» **Task description**: Pictures in the data below are not part of the copy; transcribe everything else exactly.

— START OF Source material —

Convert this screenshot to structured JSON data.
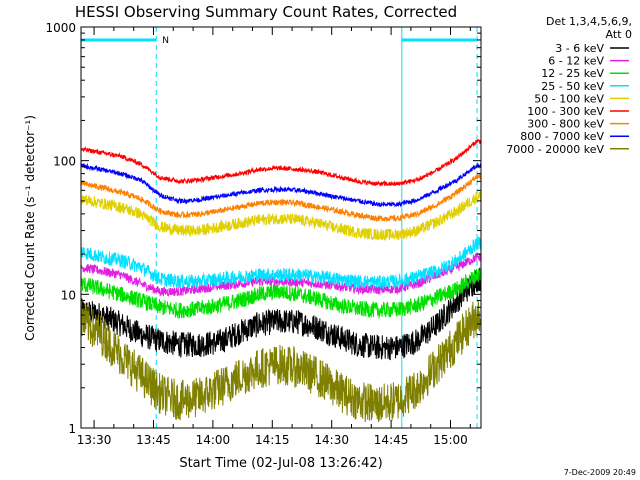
{
  "chart_data": {
    "type": "line",
    "title": "HESSI Observing Summary Count Rates, Corrected",
    "xlabel": "Start Time (02-Jul-08 13:26:42)",
    "ylabel": "Corrected Count Rate (s⁻¹ detector⁻¹)",
    "yscale": "log",
    "ylim": [
      1,
      1000
    ],
    "xlim_minutes_after_1326": [
      0,
      101
    ],
    "x_ticks": [
      "13:30",
      "13:45",
      "14:00",
      "14:15",
      "14:30",
      "14:45",
      "15:00"
    ],
    "y_ticks": [
      "1",
      "10",
      "100",
      "1000"
    ],
    "legend_header": [
      "Det 1,3,4,5,6,9,",
      "Att 0"
    ],
    "legend_position": "right",
    "footer_date": "7-Dec-2009 20:49",
    "night_marker": "N",
    "night_bars": [
      {
        "x": [
          0,
          19
        ],
        "y": 800
      },
      {
        "x": [
          81,
          100
        ],
        "y": 800
      }
    ],
    "vlines": [
      {
        "x": 19,
        "style": "dashed"
      },
      {
        "x": 81,
        "style": "solid"
      },
      {
        "x": 100,
        "style": "dashed"
      }
    ],
    "x": [
      0,
      5,
      10,
      15,
      20,
      25,
      30,
      35,
      40,
      45,
      50,
      55,
      60,
      65,
      70,
      75,
      80,
      85,
      90,
      95,
      100
    ],
    "series": [
      {
        "name": "3 - 6 keV",
        "color": "#000000",
        "values": [
          7.5,
          7,
          6,
          5,
          4.5,
          4.2,
          4.2,
          4.4,
          5.2,
          6,
          6.3,
          6.2,
          5.6,
          4.8,
          4.2,
          4,
          4,
          4.5,
          6,
          9,
          13
        ]
      },
      {
        "name": "6 - 12 keV",
        "color": "#e020e0",
        "values": [
          16,
          15,
          14,
          12,
          10.5,
          10.5,
          11,
          11.5,
          12,
          12.5,
          12.5,
          12.3,
          12,
          11.5,
          11,
          10.8,
          11,
          12,
          14,
          16,
          19
        ]
      },
      {
        "name": "12 - 25 keV",
        "color": "#00e000",
        "values": [
          12,
          11,
          10,
          9,
          8,
          7.6,
          7.8,
          8.3,
          9,
          10,
          10.5,
          10,
          9.2,
          8.3,
          7.8,
          7.6,
          7.7,
          8.3,
          9.5,
          11,
          14
        ]
      },
      {
        "name": "25 - 50 keV",
        "color": "#00e0ff",
        "values": [
          21,
          19,
          18,
          16,
          13,
          12.5,
          12.5,
          13,
          13.5,
          14,
          14,
          14,
          13.5,
          13,
          12.5,
          12.3,
          12.5,
          13.5,
          15,
          18,
          24
        ]
      },
      {
        "name": "50 - 100 keV",
        "color": "#e0d000",
        "values": [
          52,
          48,
          45,
          40,
          32,
          30,
          30,
          32,
          34,
          36,
          37,
          36,
          34,
          31,
          29,
          28,
          28,
          30,
          35,
          42,
          54
        ]
      },
      {
        "name": "100 - 300 keV",
        "color": "#ff0000",
        "values": [
          122,
          115,
          108,
          95,
          75,
          70,
          72,
          76,
          80,
          86,
          88,
          86,
          82,
          76,
          70,
          67,
          67,
          72,
          85,
          105,
          140
        ]
      },
      {
        "name": "300 - 800 keV",
        "color": "#ff8000",
        "values": [
          68,
          63,
          58,
          52,
          42,
          39,
          40,
          42,
          45,
          48,
          49,
          48,
          45,
          42,
          39,
          37,
          37,
          40,
          47,
          58,
          76
        ]
      },
      {
        "name": "800 - 7000 keV",
        "color": "#0000ff",
        "values": [
          92,
          86,
          80,
          72,
          55,
          50,
          51,
          54,
          57,
          60,
          61,
          60,
          57,
          53,
          50,
          47,
          47,
          51,
          60,
          72,
          92
        ]
      },
      {
        "name": "7000 - 20000 keV",
        "color": "#808000",
        "values": [
          6.5,
          5,
          3.5,
          2.5,
          1.8,
          1.6,
          1.7,
          2,
          2.4,
          2.8,
          3,
          2.8,
          2.4,
          1.9,
          1.6,
          1.5,
          1.6,
          2,
          3,
          4.5,
          7
        ]
      }
    ]
  },
  "colors": {
    "frame": "#000000",
    "night": "#00e0ff",
    "background": "#ffffff"
  }
}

— END OF Source material —

» **Task output**:
Convert this screenshot to structured JSON data.
{
  "chart_data": {
    "type": "line",
    "title": "HESSI Observing Summary Count Rates, Corrected",
    "xlabel": "Start Time (02-Jul-08 13:26:42)",
    "ylabel": "Corrected Count Rate (s⁻¹ detector⁻¹)",
    "yscale": "log",
    "ylim": [
      1,
      1000
    ],
    "xlim_minutes_after_1326": [
      0,
      101
    ],
    "x_ticks": [
      "13:30",
      "13:45",
      "14:00",
      "14:15",
      "14:30",
      "14:45",
      "15:00"
    ],
    "y_ticks": [
      "1",
      "10",
      "100",
      "1000"
    ],
    "legend_header": [
      "Det 1,3,4,5,6,9,",
      "Att 0"
    ],
    "legend_position": "right",
    "footer_date": "7-Dec-2009 20:49",
    "night_marker": "N",
    "night_bars": [
      {
        "x": [
          0,
          19
        ],
        "y": 800
      },
      {
        "x": [
          81,
          100
        ],
        "y": 800
      }
    ],
    "vlines": [
      {
        "x": 19,
        "style": "dashed"
      },
      {
        "x": 81,
        "style": "solid"
      },
      {
        "x": 100,
        "style": "dashed"
      }
    ],
    "x": [
      0,
      5,
      10,
      15,
      20,
      25,
      30,
      35,
      40,
      45,
      50,
      55,
      60,
      65,
      70,
      75,
      80,
      85,
      90,
      95,
      100
    ],
    "series": [
      {
        "name": "3 - 6 keV",
        "color": "#000000",
        "values": [
          7.5,
          7,
          6,
          5,
          4.5,
          4.2,
          4.2,
          4.4,
          5.2,
          6,
          6.3,
          6.2,
          5.6,
          4.8,
          4.2,
          4,
          4,
          4.5,
          6,
          9,
          13
        ]
      },
      {
        "name": "6 - 12 keV",
        "color": "#e020e0",
        "values": [
          16,
          15,
          14,
          12,
          10.5,
          10.5,
          11,
          11.5,
          12,
          12.5,
          12.5,
          12.3,
          12,
          11.5,
          11,
          10.8,
          11,
          12,
          14,
          16,
          19
        ]
      },
      {
        "name": "12 - 25 keV",
        "color": "#00e000",
        "values": [
          12,
          11,
          10,
          9,
          8,
          7.6,
          7.8,
          8.3,
          9,
          10,
          10.5,
          10,
          9.2,
          8.3,
          7.8,
          7.6,
          7.7,
          8.3,
          9.5,
          11,
          14
        ]
      },
      {
        "name": "25 - 50 keV",
        "color": "#00e0ff",
        "values": [
          21,
          19,
          18,
          16,
          13,
          12.5,
          12.5,
          13,
          13.5,
          14,
          14,
          14,
          13.5,
          13,
          12.5,
          12.3,
          12.5,
          13.5,
          15,
          18,
          24
        ]
      },
      {
        "name": "50 - 100 keV",
        "color": "#e0d000",
        "values": [
          52,
          48,
          45,
          40,
          32,
          30,
          30,
          32,
          34,
          36,
          37,
          36,
          34,
          31,
          29,
          28,
          28,
          30,
          35,
          42,
          54
        ]
      },
      {
        "name": "100 - 300 keV",
        "color": "#ff0000",
        "values": [
          122,
          115,
          108,
          95,
          75,
          70,
          72,
          76,
          80,
          86,
          88,
          86,
          82,
          76,
          70,
          67,
          67,
          72,
          85,
          105,
          140
        ]
      },
      {
        "name": "300 - 800 keV",
        "color": "#ff8000",
        "values": [
          68,
          63,
          58,
          52,
          42,
          39,
          40,
          42,
          45,
          48,
          49,
          48,
          45,
          42,
          39,
          37,
          37,
          40,
          47,
          58,
          76
        ]
      },
      {
        "name": "800 - 7000 keV",
        "color": "#0000ff",
        "values": [
          92,
          86,
          80,
          72,
          55,
          50,
          51,
          54,
          57,
          60,
          61,
          60,
          57,
          53,
          50,
          47,
          47,
          51,
          60,
          72,
          92
        ]
      },
      {
        "name": "7000 - 20000 keV",
        "color": "#808000",
        "values": [
          6.5,
          5,
          3.5,
          2.5,
          1.8,
          1.6,
          1.7,
          2,
          2.4,
          2.8,
          3,
          2.8,
          2.4,
          1.9,
          1.6,
          1.5,
          1.6,
          2,
          3,
          4.5,
          7
        ]
      }
    ]
  },
  "colors": {
    "frame": "#000000",
    "night": "#00e0ff",
    "background": "#ffffff"
  }
}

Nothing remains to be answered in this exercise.